:: WORK TO COMPLETE ::
Rewrite all the rows below with every "view-prop-name" changed to "view-property-name" and everything else left as it is. Omit the pictures from your answer.

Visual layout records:

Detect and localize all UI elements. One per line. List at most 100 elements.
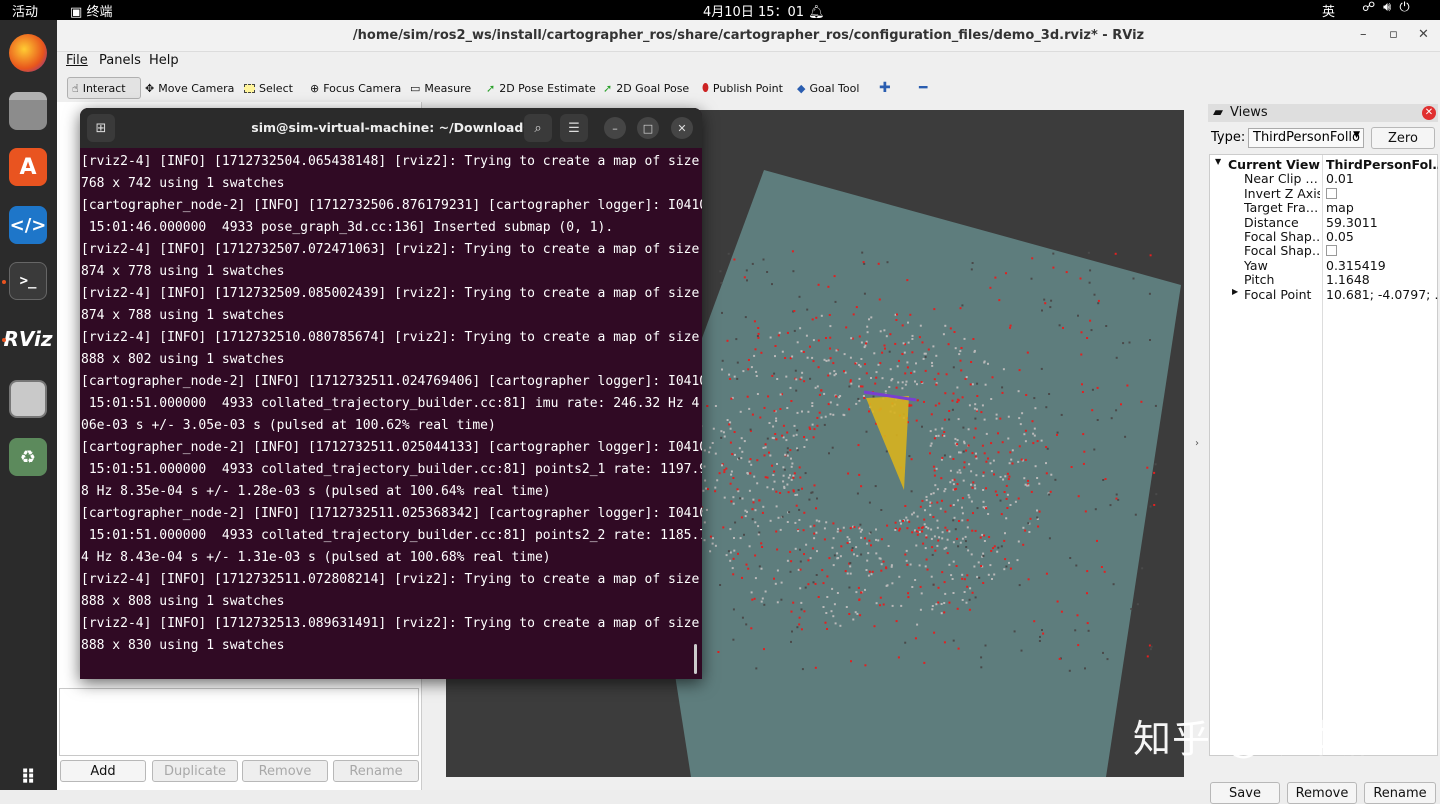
close-button[interactable]: ✕ bbox=[1418, 27, 1429, 42]
cloud-point bbox=[898, 529, 901, 532]
focus-camera-tool[interactable]: ⊕ Focus Camera bbox=[306, 77, 405, 99]
rename-display-button[interactable]: Rename bbox=[333, 760, 419, 782]
view-prop-value[interactable]: ThirdPersonFol… bbox=[1326, 157, 1438, 172]
cloud-point bbox=[789, 550, 792, 553]
cloud-point bbox=[776, 378, 779, 380]
add-display-button[interactable]: Add bbox=[60, 760, 146, 782]
terminal-minimize-button[interactable]: – bbox=[604, 117, 626, 139]
input-method-indicator[interactable]: 英 bbox=[1322, 1, 1335, 20]
move-camera-tool[interactable]: ✥ Move Camera bbox=[141, 77, 238, 99]
cloud-point bbox=[980, 565, 983, 567]
active-app-menu[interactable]: ▣ 终端 bbox=[70, 1, 112, 20]
cloud-point bbox=[968, 598, 971, 601]
menu-button[interactable]: ☰ bbox=[560, 114, 588, 142]
view-prop-value[interactable]: 0.01 bbox=[1326, 171, 1438, 186]
text-editor-icon[interactable] bbox=[9, 380, 47, 418]
publish-point-tool[interactable]: ⬮ Publish Point bbox=[698, 77, 787, 99]
view-type-select[interactable]: ThirdPersonFollo ▼ bbox=[1248, 128, 1364, 148]
trash-icon[interactable]: ♻ bbox=[9, 438, 47, 476]
cloud-point bbox=[983, 360, 986, 363]
view-prop-name[interactable]: Invert Z Axis bbox=[1244, 186, 1320, 201]
cloud-point bbox=[1039, 635, 1041, 638]
pose-estimate-tool[interactable]: ➚ 2D Pose Estimate bbox=[482, 77, 600, 99]
search-button[interactable]: ⌕ bbox=[524, 114, 552, 142]
remove-tool-button[interactable]: ━ bbox=[915, 77, 931, 99]
splitter-handle-icon[interactable]: › bbox=[1195, 438, 1199, 449]
duplicate-display-button[interactable]: Duplicate bbox=[152, 760, 238, 782]
view-prop-name[interactable]: Distance bbox=[1244, 215, 1320, 230]
goal-pose-tool[interactable]: ➚ 2D Goal Pose bbox=[599, 77, 693, 99]
cloud-point bbox=[864, 344, 867, 347]
cloud-point bbox=[858, 598, 861, 601]
minimize-button[interactable]: – bbox=[1360, 27, 1367, 42]
add-tool-button[interactable]: ✚ bbox=[875, 77, 895, 99]
firefox-icon[interactable] bbox=[9, 34, 47, 72]
cloud-point bbox=[1097, 299, 1100, 302]
view-prop-name[interactable]: Yaw bbox=[1244, 258, 1320, 273]
view-prop-value[interactable]: map bbox=[1326, 200, 1438, 215]
menu-file[interactable]: File bbox=[66, 53, 88, 68]
cloud-point bbox=[900, 604, 903, 607]
view-prop-value[interactable]: 59.3011 bbox=[1326, 215, 1438, 230]
activities-button[interactable]: 活动 bbox=[12, 1, 38, 20]
cloud-point bbox=[848, 613, 851, 615]
terminal-app-icon: ▣ bbox=[70, 5, 83, 20]
save-view-button[interactable]: Save bbox=[1210, 782, 1280, 804]
rename-view-button[interactable]: Rename bbox=[1364, 782, 1436, 804]
terminal-output[interactable]: [rviz2-4] [INFO] [1712732504.065438148] … bbox=[81, 151, 702, 657]
cloud-point bbox=[996, 494, 999, 497]
view-prop-checkbox[interactable] bbox=[1326, 245, 1337, 257]
view-prop-value[interactable]: 1.1648 bbox=[1326, 272, 1438, 287]
view-prop-value[interactable]: 0.315419 bbox=[1326, 258, 1438, 273]
terminal-scrollbar[interactable] bbox=[694, 644, 697, 674]
view-prop-name[interactable]: Near Clip … bbox=[1244, 171, 1320, 186]
view-prop-name[interactable]: Focal Point bbox=[1244, 287, 1320, 302]
cloud-point bbox=[956, 607, 959, 610]
goal-tool[interactable]: ◆ Goal Tool bbox=[793, 77, 863, 99]
view-prop-name[interactable]: Current View bbox=[1228, 157, 1320, 172]
cloud-point bbox=[833, 554, 836, 557]
window-titlebar[interactable]: /home/sim/ros2_ws/install/cartographer_r… bbox=[57, 20, 1440, 52]
system-tray[interactable]: ☍🔊︎⏻ bbox=[1362, 0, 1418, 15]
zero-button[interactable]: Zero bbox=[1371, 127, 1435, 149]
cloud-point bbox=[916, 515, 919, 518]
view-prop-checkbox[interactable] bbox=[1326, 187, 1337, 199]
terminal-close-button[interactable]: ✕ bbox=[671, 117, 693, 139]
vscode-icon[interactable]: </> bbox=[9, 206, 47, 244]
cloud-point bbox=[878, 298, 881, 301]
terminal-icon[interactable]: >_ bbox=[9, 262, 47, 300]
show-apps-icon[interactable]: ⠿ bbox=[9, 758, 47, 796]
files-icon[interactable] bbox=[9, 92, 47, 130]
terminal-headerbar[interactable]: ⊞ sim@sim-virtual-machine: ~/Downloads ⌕… bbox=[80, 108, 702, 148]
view-prop-value[interactable]: 0.05 bbox=[1326, 229, 1438, 244]
view-prop-name[interactable]: Target Fra… bbox=[1244, 200, 1320, 215]
cloud-point bbox=[784, 453, 787, 456]
close-panel-icon[interactable]: ✕ bbox=[1422, 106, 1436, 120]
cloud-point bbox=[859, 385, 862, 388]
view-prop-name[interactable]: Focal Shap… bbox=[1244, 229, 1320, 244]
cloud-point bbox=[903, 351, 906, 354]
maximize-button[interactable]: ▫ bbox=[1389, 27, 1398, 42]
menu-panels[interactable]: Panels bbox=[99, 53, 141, 68]
measure-tool[interactable]: ▭ Measure bbox=[406, 77, 475, 99]
terminal-window[interactable]: ⊞ sim@sim-virtual-machine: ~/Downloads ⌕… bbox=[80, 108, 702, 679]
terminal-maximize-button[interactable]: □ bbox=[637, 117, 659, 139]
remove-display-button[interactable]: Remove bbox=[242, 760, 328, 782]
expand-arrow-icon[interactable]: ▼ bbox=[1215, 157, 1221, 166]
view-prop-name[interactable]: Pitch bbox=[1244, 272, 1320, 287]
cloud-point bbox=[728, 423, 731, 426]
remove-view-button[interactable]: Remove bbox=[1287, 782, 1357, 804]
cloud-point bbox=[809, 525, 812, 528]
cloud-point bbox=[853, 553, 855, 556]
view-prop-name[interactable]: Focal Shap… bbox=[1244, 243, 1320, 258]
view-prop-value[interactable]: 10.681; -4.0797; … bbox=[1326, 287, 1438, 302]
interact-tool[interactable]: ☝ Interact bbox=[67, 77, 141, 99]
cloud-point bbox=[732, 638, 735, 641]
software-center-icon[interactable]: A bbox=[9, 148, 47, 186]
hand-icon: ☝ bbox=[72, 81, 79, 95]
collapse-arrow-icon[interactable]: ▶ bbox=[1232, 287, 1238, 296]
rviz-icon[interactable]: RViz bbox=[3, 320, 52, 358]
menu-help[interactable]: Help bbox=[149, 53, 179, 68]
clock[interactable]: 4月10日 15：01 🔔︎ bbox=[703, 1, 825, 20]
select-tool[interactable]: Select bbox=[240, 77, 297, 99]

:: RESPONSE TO THIS TASK ::
Detect and localize all UI elements. One per line. List at most 100 elements.
close-button[interactable]: ✕ bbox=[1418, 27, 1429, 42]
cloud-point bbox=[898, 529, 901, 532]
focus-camera-tool[interactable]: ⊕ Focus Camera bbox=[306, 77, 405, 99]
rename-display-button[interactable]: Rename bbox=[333, 760, 419, 782]
view-prop-value[interactable]: ThirdPersonFol… bbox=[1326, 157, 1438, 172]
cloud-point bbox=[789, 550, 792, 553]
cloud-point bbox=[776, 378, 779, 380]
add-display-button[interactable]: Add bbox=[60, 760, 146, 782]
terminal-minimize-button[interactable]: – bbox=[604, 117, 626, 139]
input-method-indicator[interactable]: 英 bbox=[1322, 1, 1335, 20]
move-camera-tool[interactable]: ✥ Move Camera bbox=[141, 77, 238, 99]
cloud-point bbox=[980, 565, 983, 567]
active-app-menu[interactable]: ▣ 终端 bbox=[70, 1, 112, 20]
cloud-point bbox=[968, 598, 971, 601]
menu-button[interactable]: ☰ bbox=[560, 114, 588, 142]
view-prop-value[interactable]: 0.01 bbox=[1326, 171, 1438, 186]
text-editor-icon[interactable] bbox=[9, 380, 47, 418]
publish-point-tool[interactable]: ⬮ Publish Point bbox=[698, 77, 787, 99]
view-type-select[interactable]: ThirdPersonFollo ▼ bbox=[1248, 128, 1364, 148]
trash-icon[interactable]: ♻ bbox=[9, 438, 47, 476]
cloud-point bbox=[983, 360, 986, 363]
view-property-name[interactable]: Invert Z Axis bbox=[1244, 186, 1320, 201]
cloud-point bbox=[1039, 635, 1041, 638]
pose-estimate-tool[interactable]: ➚ 2D Pose Estimate bbox=[482, 77, 600, 99]
search-button[interactable]: ⌕ bbox=[524, 114, 552, 142]
remove-tool-button[interactable]: ━ bbox=[915, 77, 931, 99]
splitter-handle-icon[interactable]: › bbox=[1195, 438, 1199, 449]
duplicate-display-button[interactable]: Duplicate bbox=[152, 760, 238, 782]
view-property-name[interactable]: Distance bbox=[1244, 215, 1320, 230]
goal-pose-tool[interactable]: ➚ 2D Goal Pose bbox=[599, 77, 693, 99]
cloud-point bbox=[864, 344, 867, 347]
cloud-point bbox=[858, 598, 861, 601]
minimize-button[interactable]: – bbox=[1360, 27, 1367, 42]
add-tool-button[interactable]: ✚ bbox=[875, 77, 895, 99]
firefox-icon[interactable] bbox=[9, 34, 47, 72]
cloud-point bbox=[1097, 299, 1100, 302]
view-property-name[interactable]: Yaw bbox=[1244, 258, 1320, 273]
view-prop-value[interactable]: map bbox=[1326, 200, 1438, 215]
menu-file[interactable]: File bbox=[66, 53, 88, 68]
cloud-point bbox=[900, 604, 903, 607]
view-prop-value[interactable]: 59.3011 bbox=[1326, 215, 1438, 230]
activities-button[interactable]: 活动 bbox=[12, 1, 38, 20]
cloud-point bbox=[848, 613, 851, 615]
terminal-app-icon: ▣ bbox=[70, 5, 83, 20]
save-view-button[interactable]: Save bbox=[1210, 782, 1280, 804]
rename-view-button[interactable]: Rename bbox=[1364, 782, 1436, 804]
terminal-output[interactable]: [rviz2-4] [INFO] [1712732504.065438148] … bbox=[81, 151, 702, 657]
cloud-point bbox=[996, 494, 999, 497]
view-prop-checkbox[interactable] bbox=[1326, 245, 1337, 257]
view-prop-value[interactable]: 1.1648 bbox=[1326, 272, 1438, 287]
view-prop-value[interactable]: 0.315419 bbox=[1326, 258, 1438, 273]
terminal-scrollbar[interactable] bbox=[694, 644, 697, 674]
view-property-name[interactable]: Near Clip … bbox=[1244, 171, 1320, 186]
view-property-name[interactable]: Focal Point bbox=[1244, 287, 1320, 302]
cloud-point bbox=[956, 607, 959, 610]
goal-tool[interactable]: ◆ Goal Tool bbox=[793, 77, 863, 99]
view-property-name[interactable]: Current View bbox=[1228, 157, 1320, 172]
cloud-point bbox=[833, 554, 836, 557]
window-titlebar[interactable]: /home/sim/ros2_ws/install/cartographer_r… bbox=[57, 20, 1440, 52]
system-tray[interactable]: ☍🔊︎⏻ bbox=[1362, 0, 1418, 15]
zero-button[interactable]: Zero bbox=[1371, 127, 1435, 149]
cloud-point bbox=[916, 515, 919, 518]
view-prop-checkbox[interactable] bbox=[1326, 187, 1337, 199]
terminal-close-button[interactable]: ✕ bbox=[671, 117, 693, 139]
vscode-icon[interactable]: </> bbox=[9, 206, 47, 244]
cloud-point bbox=[878, 298, 881, 301]
terminal-icon[interactable]: >_ bbox=[9, 262, 47, 300]
show-apps-icon[interactable]: ⠿ bbox=[9, 758, 47, 796]
files-icon[interactable] bbox=[9, 92, 47, 130]
terminal-headerbar[interactable]: ⊞ sim@sim-virtual-machine: ~/Downloads ⌕… bbox=[80, 108, 702, 148]
view-prop-value[interactable]: 0.05 bbox=[1326, 229, 1438, 244]
view-property-name[interactable]: Target Fra… bbox=[1244, 200, 1320, 215]
cloud-point bbox=[784, 453, 787, 456]
close-panel-icon[interactable]: ✕ bbox=[1422, 106, 1436, 120]
cloud-point bbox=[859, 385, 862, 388]
view-property-name[interactable]: Focal Shap… bbox=[1244, 229, 1320, 244]
cloud-point bbox=[903, 351, 906, 354]
maximize-button[interactable]: ▫ bbox=[1389, 27, 1398, 42]
menu-panels[interactable]: Panels bbox=[99, 53, 141, 68]
measure-tool[interactable]: ▭ Measure bbox=[406, 77, 475, 99]
terminal-window[interactable]: ⊞ sim@sim-virtual-machine: ~/Downloads ⌕… bbox=[80, 108, 702, 679]
terminal-maximize-button[interactable]: □ bbox=[637, 117, 659, 139]
remove-display-button[interactable]: Remove bbox=[242, 760, 328, 782]
expand-arrow-icon[interactable]: ▼ bbox=[1215, 157, 1221, 166]
view-property-name[interactable]: Pitch bbox=[1244, 272, 1320, 287]
cloud-point bbox=[728, 423, 731, 426]
remove-view-button[interactable]: Remove bbox=[1287, 782, 1357, 804]
cloud-point bbox=[809, 525, 812, 528]
cloud-point bbox=[853, 553, 855, 556]
view-property-name[interactable]: Focal Shap… bbox=[1244, 243, 1320, 258]
view-prop-value[interactable]: 10.681; -4.0797; … bbox=[1326, 287, 1438, 302]
interact-tool[interactable]: ☝ Interact bbox=[67, 77, 141, 99]
cloud-point bbox=[732, 638, 735, 641]
software-center-icon[interactable]: A bbox=[9, 148, 47, 186]
hand-icon: ☝ bbox=[72, 81, 79, 95]
collapse-arrow-icon[interactable]: ▶ bbox=[1232, 287, 1238, 296]
rviz-icon[interactable]: RViz bbox=[3, 320, 52, 358]
menu-help[interactable]: Help bbox=[149, 53, 179, 68]
clock[interactable]: 4月10日 15：01 🔔︎ bbox=[703, 1, 825, 20]
select-tool[interactable]: Select bbox=[240, 77, 297, 99]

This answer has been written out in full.